** Start of Records shown **
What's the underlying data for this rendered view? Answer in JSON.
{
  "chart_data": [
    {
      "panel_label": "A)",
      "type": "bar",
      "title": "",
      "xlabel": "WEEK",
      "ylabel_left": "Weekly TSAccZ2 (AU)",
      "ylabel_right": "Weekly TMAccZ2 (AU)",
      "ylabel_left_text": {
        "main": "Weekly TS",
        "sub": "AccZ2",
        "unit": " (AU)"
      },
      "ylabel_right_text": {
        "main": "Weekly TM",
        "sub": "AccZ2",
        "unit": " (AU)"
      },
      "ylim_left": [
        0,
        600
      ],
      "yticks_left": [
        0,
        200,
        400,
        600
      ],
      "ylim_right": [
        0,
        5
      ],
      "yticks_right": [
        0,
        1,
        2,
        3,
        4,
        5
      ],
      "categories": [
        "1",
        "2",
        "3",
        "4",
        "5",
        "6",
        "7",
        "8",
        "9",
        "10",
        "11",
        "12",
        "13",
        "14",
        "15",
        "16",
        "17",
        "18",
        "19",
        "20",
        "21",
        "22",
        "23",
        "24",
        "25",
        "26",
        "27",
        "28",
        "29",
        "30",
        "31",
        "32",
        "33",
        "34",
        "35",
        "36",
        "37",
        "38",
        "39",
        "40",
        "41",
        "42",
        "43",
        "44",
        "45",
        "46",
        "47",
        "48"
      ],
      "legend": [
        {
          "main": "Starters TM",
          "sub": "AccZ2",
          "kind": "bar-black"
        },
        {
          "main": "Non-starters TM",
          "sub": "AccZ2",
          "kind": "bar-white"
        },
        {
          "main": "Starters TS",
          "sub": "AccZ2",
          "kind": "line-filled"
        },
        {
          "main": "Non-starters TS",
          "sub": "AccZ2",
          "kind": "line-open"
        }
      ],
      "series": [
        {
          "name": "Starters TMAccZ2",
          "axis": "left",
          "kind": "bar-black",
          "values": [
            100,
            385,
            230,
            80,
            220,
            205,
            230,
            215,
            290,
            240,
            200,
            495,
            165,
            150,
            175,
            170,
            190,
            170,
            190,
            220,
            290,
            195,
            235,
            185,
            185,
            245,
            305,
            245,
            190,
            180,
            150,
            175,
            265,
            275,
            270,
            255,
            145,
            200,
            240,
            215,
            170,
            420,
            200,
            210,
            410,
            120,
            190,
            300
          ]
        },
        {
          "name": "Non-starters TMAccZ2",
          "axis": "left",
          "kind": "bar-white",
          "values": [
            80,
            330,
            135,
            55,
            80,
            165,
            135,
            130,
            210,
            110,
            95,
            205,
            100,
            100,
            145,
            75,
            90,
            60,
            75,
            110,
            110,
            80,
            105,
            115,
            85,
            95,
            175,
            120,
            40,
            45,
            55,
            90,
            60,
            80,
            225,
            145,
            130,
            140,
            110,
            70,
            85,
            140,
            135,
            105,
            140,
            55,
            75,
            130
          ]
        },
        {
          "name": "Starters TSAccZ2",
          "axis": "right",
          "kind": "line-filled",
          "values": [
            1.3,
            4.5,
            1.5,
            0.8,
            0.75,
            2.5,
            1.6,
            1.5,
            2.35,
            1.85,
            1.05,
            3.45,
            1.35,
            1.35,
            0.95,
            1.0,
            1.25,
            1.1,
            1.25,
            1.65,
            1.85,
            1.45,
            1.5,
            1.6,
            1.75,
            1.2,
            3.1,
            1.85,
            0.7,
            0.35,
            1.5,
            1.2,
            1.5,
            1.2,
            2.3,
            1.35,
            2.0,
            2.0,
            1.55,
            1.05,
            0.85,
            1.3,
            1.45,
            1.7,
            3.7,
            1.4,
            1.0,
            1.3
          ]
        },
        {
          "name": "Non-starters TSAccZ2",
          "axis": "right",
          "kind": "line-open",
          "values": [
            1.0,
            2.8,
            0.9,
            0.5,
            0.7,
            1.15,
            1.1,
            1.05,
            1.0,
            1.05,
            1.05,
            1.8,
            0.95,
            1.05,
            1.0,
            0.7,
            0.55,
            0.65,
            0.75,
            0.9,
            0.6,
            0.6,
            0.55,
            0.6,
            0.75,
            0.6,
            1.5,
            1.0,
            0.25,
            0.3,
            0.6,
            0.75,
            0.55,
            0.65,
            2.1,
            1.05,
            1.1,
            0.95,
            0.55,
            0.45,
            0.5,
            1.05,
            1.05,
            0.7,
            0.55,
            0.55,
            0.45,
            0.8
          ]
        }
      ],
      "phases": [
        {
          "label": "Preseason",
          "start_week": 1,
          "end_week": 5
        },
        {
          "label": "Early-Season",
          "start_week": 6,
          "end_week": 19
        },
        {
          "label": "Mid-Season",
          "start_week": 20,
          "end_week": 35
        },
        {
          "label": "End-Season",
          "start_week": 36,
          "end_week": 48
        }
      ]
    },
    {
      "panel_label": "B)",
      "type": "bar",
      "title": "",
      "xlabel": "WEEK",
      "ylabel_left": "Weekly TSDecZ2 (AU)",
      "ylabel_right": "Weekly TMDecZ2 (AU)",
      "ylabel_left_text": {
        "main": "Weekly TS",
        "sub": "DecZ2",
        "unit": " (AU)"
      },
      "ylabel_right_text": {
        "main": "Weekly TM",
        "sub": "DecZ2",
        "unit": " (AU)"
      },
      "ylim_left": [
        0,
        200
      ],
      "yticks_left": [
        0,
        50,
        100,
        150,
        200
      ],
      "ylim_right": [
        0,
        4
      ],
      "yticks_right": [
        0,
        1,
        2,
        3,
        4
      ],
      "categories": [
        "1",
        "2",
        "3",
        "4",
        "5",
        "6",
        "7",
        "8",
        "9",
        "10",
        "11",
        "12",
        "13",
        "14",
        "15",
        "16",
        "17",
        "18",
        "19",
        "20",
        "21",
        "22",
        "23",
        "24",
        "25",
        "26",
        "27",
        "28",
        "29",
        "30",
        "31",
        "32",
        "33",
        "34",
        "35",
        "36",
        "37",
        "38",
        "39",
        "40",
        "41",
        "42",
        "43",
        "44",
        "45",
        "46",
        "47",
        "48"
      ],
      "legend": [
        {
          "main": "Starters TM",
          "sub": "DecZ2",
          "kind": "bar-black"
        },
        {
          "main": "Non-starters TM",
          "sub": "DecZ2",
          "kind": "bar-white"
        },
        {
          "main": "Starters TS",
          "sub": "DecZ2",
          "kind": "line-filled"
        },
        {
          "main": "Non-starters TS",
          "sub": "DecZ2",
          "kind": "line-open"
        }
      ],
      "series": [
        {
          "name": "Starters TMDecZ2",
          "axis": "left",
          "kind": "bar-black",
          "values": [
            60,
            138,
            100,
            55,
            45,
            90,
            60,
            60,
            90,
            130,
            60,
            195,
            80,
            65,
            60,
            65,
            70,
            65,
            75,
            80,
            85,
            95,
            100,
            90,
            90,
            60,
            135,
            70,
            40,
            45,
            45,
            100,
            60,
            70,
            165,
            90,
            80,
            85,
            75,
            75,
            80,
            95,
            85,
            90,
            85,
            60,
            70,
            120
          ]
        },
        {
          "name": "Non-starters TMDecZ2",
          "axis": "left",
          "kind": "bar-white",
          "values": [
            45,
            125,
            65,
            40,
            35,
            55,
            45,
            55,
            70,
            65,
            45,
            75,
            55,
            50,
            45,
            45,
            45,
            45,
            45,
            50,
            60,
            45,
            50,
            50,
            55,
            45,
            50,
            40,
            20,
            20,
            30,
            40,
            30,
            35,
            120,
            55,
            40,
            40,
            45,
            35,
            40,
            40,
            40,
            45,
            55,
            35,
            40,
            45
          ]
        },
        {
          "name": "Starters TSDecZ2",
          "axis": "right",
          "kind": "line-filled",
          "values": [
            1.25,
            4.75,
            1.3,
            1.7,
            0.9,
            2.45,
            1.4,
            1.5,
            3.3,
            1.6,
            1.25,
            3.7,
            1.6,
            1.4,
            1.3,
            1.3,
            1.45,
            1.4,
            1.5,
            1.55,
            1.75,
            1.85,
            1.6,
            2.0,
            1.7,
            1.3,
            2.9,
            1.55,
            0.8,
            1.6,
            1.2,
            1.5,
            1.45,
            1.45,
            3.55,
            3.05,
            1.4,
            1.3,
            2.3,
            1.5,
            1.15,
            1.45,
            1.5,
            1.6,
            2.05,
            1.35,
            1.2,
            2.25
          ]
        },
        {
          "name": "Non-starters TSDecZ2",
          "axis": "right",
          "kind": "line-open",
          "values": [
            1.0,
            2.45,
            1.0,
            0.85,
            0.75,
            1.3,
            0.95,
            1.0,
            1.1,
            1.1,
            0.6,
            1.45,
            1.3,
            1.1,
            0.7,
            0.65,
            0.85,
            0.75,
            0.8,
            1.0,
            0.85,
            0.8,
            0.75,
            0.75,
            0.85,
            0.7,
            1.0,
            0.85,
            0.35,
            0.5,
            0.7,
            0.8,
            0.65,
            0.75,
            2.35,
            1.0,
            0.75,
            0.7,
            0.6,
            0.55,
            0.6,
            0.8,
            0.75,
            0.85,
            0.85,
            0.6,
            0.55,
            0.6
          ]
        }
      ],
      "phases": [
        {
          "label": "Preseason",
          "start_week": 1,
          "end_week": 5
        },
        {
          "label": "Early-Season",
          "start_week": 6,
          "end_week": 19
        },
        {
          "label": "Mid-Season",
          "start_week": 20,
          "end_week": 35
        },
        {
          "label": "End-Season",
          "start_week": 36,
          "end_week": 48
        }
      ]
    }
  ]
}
** End of Records shown **
** Set exercise **
Scan the material above for the string "name" and report each line where you find it.

** Task answer **
          "name": "Starters TMAccZ2",
          "name": "Non-starters TMAccZ2",
          "name": "Starters TSAccZ2",
          "name": "Non-starters TSAccZ2",
          "name": "Starters TMDecZ2",
          "name": "Non-starters TMDecZ2",
          "name": "Starters TSDecZ2",
          "name": "Non-starters TSDecZ2",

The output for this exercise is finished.